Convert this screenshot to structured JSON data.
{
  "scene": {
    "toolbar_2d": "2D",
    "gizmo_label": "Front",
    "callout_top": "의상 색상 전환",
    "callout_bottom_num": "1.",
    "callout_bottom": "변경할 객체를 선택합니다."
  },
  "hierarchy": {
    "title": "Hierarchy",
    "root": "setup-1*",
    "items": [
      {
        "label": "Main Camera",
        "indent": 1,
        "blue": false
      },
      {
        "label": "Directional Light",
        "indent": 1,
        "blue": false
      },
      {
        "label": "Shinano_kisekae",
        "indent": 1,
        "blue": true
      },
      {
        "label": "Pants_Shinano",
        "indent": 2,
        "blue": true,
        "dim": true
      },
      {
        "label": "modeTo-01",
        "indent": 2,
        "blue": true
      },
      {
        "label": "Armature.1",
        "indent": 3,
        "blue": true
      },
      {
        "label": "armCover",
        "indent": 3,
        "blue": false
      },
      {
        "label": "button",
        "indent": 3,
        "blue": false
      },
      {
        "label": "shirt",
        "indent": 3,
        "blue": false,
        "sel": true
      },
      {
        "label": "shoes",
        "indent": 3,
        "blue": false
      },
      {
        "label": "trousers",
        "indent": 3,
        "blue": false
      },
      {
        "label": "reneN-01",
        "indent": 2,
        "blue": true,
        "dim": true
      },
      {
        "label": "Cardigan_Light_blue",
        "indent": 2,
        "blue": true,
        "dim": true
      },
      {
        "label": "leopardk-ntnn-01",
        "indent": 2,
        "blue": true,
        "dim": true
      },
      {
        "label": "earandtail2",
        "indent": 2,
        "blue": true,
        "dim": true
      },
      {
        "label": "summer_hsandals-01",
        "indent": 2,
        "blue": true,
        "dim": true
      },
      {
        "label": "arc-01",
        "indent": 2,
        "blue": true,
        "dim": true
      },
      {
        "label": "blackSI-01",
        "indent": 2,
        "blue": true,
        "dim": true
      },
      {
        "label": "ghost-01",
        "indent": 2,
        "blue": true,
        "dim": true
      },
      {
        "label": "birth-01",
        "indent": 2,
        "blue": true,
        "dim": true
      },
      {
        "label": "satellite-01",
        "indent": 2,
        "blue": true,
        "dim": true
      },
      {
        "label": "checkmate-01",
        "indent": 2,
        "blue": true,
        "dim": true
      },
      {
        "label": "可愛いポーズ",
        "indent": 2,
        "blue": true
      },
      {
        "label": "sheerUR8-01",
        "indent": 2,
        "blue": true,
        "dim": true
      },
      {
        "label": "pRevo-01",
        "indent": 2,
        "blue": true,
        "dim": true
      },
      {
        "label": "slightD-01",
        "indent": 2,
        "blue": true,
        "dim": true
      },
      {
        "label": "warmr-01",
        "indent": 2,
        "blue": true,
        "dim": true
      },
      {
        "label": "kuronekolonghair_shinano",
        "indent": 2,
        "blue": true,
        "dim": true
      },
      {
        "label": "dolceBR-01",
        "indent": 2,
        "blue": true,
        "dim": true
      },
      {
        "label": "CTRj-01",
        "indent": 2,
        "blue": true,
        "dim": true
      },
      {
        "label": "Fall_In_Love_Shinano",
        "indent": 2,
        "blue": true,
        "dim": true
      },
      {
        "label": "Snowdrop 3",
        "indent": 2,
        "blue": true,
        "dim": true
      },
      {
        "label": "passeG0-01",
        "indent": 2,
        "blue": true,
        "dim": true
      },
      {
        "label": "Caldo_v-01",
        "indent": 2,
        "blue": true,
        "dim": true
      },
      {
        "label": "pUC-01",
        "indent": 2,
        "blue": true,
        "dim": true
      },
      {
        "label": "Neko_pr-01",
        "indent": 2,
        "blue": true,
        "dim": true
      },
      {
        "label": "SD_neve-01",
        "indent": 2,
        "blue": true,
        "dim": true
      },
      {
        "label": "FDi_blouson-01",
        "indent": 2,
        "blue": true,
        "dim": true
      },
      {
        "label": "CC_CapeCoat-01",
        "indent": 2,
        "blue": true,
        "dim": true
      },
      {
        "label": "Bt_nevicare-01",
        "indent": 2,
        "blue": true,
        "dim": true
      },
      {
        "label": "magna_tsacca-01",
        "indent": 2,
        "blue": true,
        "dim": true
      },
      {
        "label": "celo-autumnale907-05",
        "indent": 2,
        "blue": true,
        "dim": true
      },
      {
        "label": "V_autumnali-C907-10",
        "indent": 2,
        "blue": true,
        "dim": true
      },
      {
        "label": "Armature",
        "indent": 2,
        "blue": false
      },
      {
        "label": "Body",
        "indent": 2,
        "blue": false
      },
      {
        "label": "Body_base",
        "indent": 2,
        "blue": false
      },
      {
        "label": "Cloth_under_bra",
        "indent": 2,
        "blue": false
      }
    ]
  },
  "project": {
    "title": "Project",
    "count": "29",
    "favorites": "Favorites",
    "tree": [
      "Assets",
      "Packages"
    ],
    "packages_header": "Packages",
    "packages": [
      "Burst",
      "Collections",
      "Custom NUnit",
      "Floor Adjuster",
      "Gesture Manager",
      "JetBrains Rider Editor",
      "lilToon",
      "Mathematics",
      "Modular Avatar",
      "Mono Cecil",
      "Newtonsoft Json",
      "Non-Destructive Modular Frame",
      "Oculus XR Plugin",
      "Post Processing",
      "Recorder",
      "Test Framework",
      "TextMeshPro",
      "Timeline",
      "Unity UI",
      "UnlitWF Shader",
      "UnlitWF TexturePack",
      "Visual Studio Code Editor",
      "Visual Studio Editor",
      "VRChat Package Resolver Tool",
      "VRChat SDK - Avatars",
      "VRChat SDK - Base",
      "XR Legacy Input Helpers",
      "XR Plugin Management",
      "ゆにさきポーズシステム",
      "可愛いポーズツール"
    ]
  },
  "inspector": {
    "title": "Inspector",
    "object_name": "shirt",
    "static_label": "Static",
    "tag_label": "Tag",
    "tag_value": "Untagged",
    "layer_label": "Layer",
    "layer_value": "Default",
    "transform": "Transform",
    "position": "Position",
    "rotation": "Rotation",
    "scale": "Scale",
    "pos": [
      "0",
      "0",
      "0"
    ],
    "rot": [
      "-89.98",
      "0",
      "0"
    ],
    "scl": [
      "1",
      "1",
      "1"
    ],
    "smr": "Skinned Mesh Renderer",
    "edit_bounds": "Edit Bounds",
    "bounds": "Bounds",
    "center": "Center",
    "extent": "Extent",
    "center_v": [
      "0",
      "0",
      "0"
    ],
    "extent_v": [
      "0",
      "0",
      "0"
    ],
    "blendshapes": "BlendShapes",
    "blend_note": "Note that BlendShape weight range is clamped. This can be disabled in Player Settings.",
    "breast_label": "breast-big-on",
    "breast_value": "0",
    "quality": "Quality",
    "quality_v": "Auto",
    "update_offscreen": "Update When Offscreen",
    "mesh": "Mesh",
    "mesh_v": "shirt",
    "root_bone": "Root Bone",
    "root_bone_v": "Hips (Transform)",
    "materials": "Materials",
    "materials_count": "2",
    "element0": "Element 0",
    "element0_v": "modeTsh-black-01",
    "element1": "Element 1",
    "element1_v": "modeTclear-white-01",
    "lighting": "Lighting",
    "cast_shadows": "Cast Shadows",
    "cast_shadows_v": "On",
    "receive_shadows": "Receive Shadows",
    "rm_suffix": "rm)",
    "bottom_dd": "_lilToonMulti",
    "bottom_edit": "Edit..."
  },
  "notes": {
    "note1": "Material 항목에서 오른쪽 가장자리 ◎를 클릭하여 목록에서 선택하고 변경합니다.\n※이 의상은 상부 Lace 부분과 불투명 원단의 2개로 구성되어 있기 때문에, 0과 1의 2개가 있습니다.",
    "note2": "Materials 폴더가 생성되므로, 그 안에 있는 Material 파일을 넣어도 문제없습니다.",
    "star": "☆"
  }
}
--- --- ---
■ INSTRUCTIONS TO FOLLOW
Would you restate each of the entries word for word?

■ SOLUTION BELOW
Convert this screenshot to structured JSON data.
{
  "scene": {
    "toolbar_2d": "2D",
    "gizmo_label": "Front",
    "callout_top": "의상 색상 전환",
    "callout_bottom_num": "1.",
    "callout_bottom": "변경할 객체를 선택합니다."
  },
  "hierarchy": {
    "title": "Hierarchy",
    "root": "setup-1*",
    "items": [
      {
        "label": "Main Camera",
        "indent": 1,
        "blue": false
      },
      {
        "label": "Directional Light",
        "indent": 1,
        "blue": false
      },
      {
        "label": "Shinano_kisekae",
        "indent": 1,
        "blue": true
      },
      {
        "label": "Pants_Shinano",
        "indent": 2,
        "blue": true,
        "dim": true
      },
      {
        "label": "modeTo-01",
        "indent": 2,
        "blue": true
      },
      {
        "label": "Armature.1",
        "indent": 3,
        "blue": true
      },
      {
        "label": "armCover",
        "indent": 3,
        "blue": false
      },
      {
        "label": "button",
        "indent": 3,
        "blue": false
      },
      {
        "label": "shirt",
        "indent": 3,
        "blue": false,
        "sel": true
      },
      {
        "label": "shoes",
        "indent": 3,
        "blue": false
      },
      {
        "label": "trousers",
        "indent": 3,
        "blue": false
      },
      {
        "label": "reneN-01",
        "indent": 2,
        "blue": true,
        "dim": true
      },
      {
        "label": "Cardigan_Light_blue",
        "indent": 2,
        "blue": true,
        "dim": true
      },
      {
        "label": "leopardk-ntnn-01",
        "indent": 2,
        "blue": true,
        "dim": true
      },
      {
        "label": "earandtail2",
        "indent": 2,
        "blue": true,
        "dim": true
      },
      {
        "label": "summer_hsandals-01",
        "indent": 2,
        "blue": true,
        "dim": true
      },
      {
        "label": "arc-01",
        "indent": 2,
        "blue": true,
        "dim": true
      },
      {
        "label": "blackSI-01",
        "indent": 2,
        "blue": true,
        "dim": true
      },
      {
        "label": "ghost-01",
        "indent": 2,
        "blue": true,
        "dim": true
      },
      {
        "label": "birth-01",
        "indent": 2,
        "blue": true,
        "dim": true
      },
      {
        "label": "satellite-01",
        "indent": 2,
        "blue": true,
        "dim": true
      },
      {
        "label": "checkmate-01",
        "indent": 2,
        "blue": true,
        "dim": true
      },
      {
        "label": "可愛いポーズ",
        "indent": 2,
        "blue": true
      },
      {
        "label": "sheerUR8-01",
        "indent": 2,
        "blue": true,
        "dim": true
      },
      {
        "label": "pRevo-01",
        "indent": 2,
        "blue": true,
        "dim": true
      },
      {
        "label": "slightD-01",
        "indent": 2,
        "blue": true,
        "dim": true
      },
      {
        "label": "warmr-01",
        "indent": 2,
        "blue": true,
        "dim": true
      },
      {
        "label": "kuronekolonghair_shinano",
        "indent": 2,
        "blue": true,
        "dim": true
      },
      {
        "label": "dolceBR-01",
        "indent": 2,
        "blue": true,
        "dim": true
      },
      {
        "label": "CTRj-01",
        "indent": 2,
        "blue": true,
        "dim": true
      },
      {
        "label": "Fall_In_Love_Shinano",
        "indent": 2,
        "blue": true,
        "dim": true
      },
      {
        "label": "Snowdrop 3",
        "indent": 2,
        "blue": true,
        "dim": true
      },
      {
        "label": "passeG0-01",
        "indent": 2,
        "blue": true,
        "dim": true
      },
      {
        "label": "Caldo_v-01",
        "indent": 2,
        "blue": true,
        "dim": true
      },
      {
        "label": "pUC-01",
        "indent": 2,
        "blue": true,
        "dim": true
      },
      {
        "label": "Neko_pr-01",
        "indent": 2,
        "blue": true,
        "dim": true
      },
      {
        "label": "SD_neve-01",
        "indent": 2,
        "blue": true,
        "dim": true
      },
      {
        "label": "FDi_blouson-01",
        "indent": 2,
        "blue": true,
        "dim": true
      },
      {
        "label": "CC_CapeCoat-01",
        "indent": 2,
        "blue": true,
        "dim": true
      },
      {
        "label": "Bt_nevicare-01",
        "indent": 2,
        "blue": true,
        "dim": true
      },
      {
        "label": "magna_tsacca-01",
        "indent": 2,
        "blue": true,
        "dim": true
      },
      {
        "label": "celo-autumnale907-05",
        "indent": 2,
        "blue": true,
        "dim": true
      },
      {
        "label": "V_autumnali-C907-10",
        "indent": 2,
        "blue": true,
        "dim": true
      },
      {
        "label": "Armature",
        "indent": 2,
        "blue": false
      },
      {
        "label": "Body",
        "indent": 2,
        "blue": false
      },
      {
        "label": "Body_base",
        "indent": 2,
        "blue": false
      },
      {
        "label": "Cloth_under_bra",
        "indent": 2,
        "blue": false
      }
    ]
  },
  "project": {
    "title": "Project",
    "count": "29",
    "favorites": "Favorites",
    "tree": [
      "Assets",
      "Packages"
    ],
    "packages_header": "Packages",
    "packages": [
      "Burst",
      "Collections",
      "Custom NUnit",
      "Floor Adjuster",
      "Gesture Manager",
      "JetBrains Rider Editor",
      "lilToon",
      "Mathematics",
      "Modular Avatar",
      "Mono Cecil",
      "Newtonsoft Json",
      "Non-Destructive Modular Frame",
      "Oculus XR Plugin",
      "Post Processing",
      "Recorder",
      "Test Framework",
      "TextMeshPro",
      "Timeline",
      "Unity UI",
      "UnlitWF Shader",
      "UnlitWF TexturePack",
      "Visual Studio Code Editor",
      "Visual Studio Editor",
      "VRChat Package Resolver Tool",
      "VRChat SDK - Avatars",
      "VRChat SDK - Base",
      "XR Legacy Input Helpers",
      "XR Plugin Management",
      "ゆにさきポーズシステム",
      "可愛いポーズツール"
    ]
  },
  "inspector": {
    "title": "Inspector",
    "object_name": "shirt",
    "static_label": "Static",
    "tag_label": "Tag",
    "tag_value": "Untagged",
    "layer_label": "Layer",
    "layer_value": "Default",
    "transform": "Transform",
    "position": "Position",
    "rotation": "Rotation",
    "scale": "Scale",
    "pos": [
      "0",
      "0",
      "0"
    ],
    "rot": [
      "-89.98",
      "0",
      "0"
    ],
    "scl": [
      "1",
      "1",
      "1"
    ],
    "smr": "Skinned Mesh Renderer",
    "edit_bounds": "Edit Bounds",
    "bounds": "Bounds",
    "center": "Center",
    "extent": "Extent",
    "center_v": [
      "0",
      "0",
      "0"
    ],
    "extent_v": [
      "0",
      "0",
      "0"
    ],
    "blendshapes": "BlendShapes",
    "blend_note": "Note that BlendShape weight range is clamped. This can be disabled in Player Settings.",
    "breast_label": "breast-big-on",
    "breast_value": "0",
    "quality": "Quality",
    "quality_v": "Auto",
    "update_offscreen": "Update When Offscreen",
    "mesh": "Mesh",
    "mesh_v": "shirt",
    "root_bone": "Root Bone",
    "root_bone_v": "Hips (Transform)",
    "materials": "Materials",
    "materials_count": "2",
    "element0": "Element 0",
    "element0_v": "modeTsh-black-01",
    "element1": "Element 1",
    "element1_v": "modeTclear-white-01",
    "lighting": "Lighting",
    "cast_shadows": "Cast Shadows",
    "cast_shadows_v": "On",
    "receive_shadows": "Receive Shadows",
    "rm_suffix": "rm)",
    "bottom_dd": "_lilToonMulti",
    "bottom_edit": "Edit..."
  },
  "notes": {
    "note1": "Material 항목에서 오른쪽 가장자리 ◎를 클릭하여 목록에서 선택하고 변경합니다.\n※이 의상은 상부 Lace 부분과 불투명 원단의 2개로 구성되어 있기 때문에, 0과 1의 2개가 있습니다.",
    "note2": "Materials 폴더가 생성되므로, 그 안에 있는 Material 파일을 넣어도 문제없습니다.",
    "star": "☆"
  }
}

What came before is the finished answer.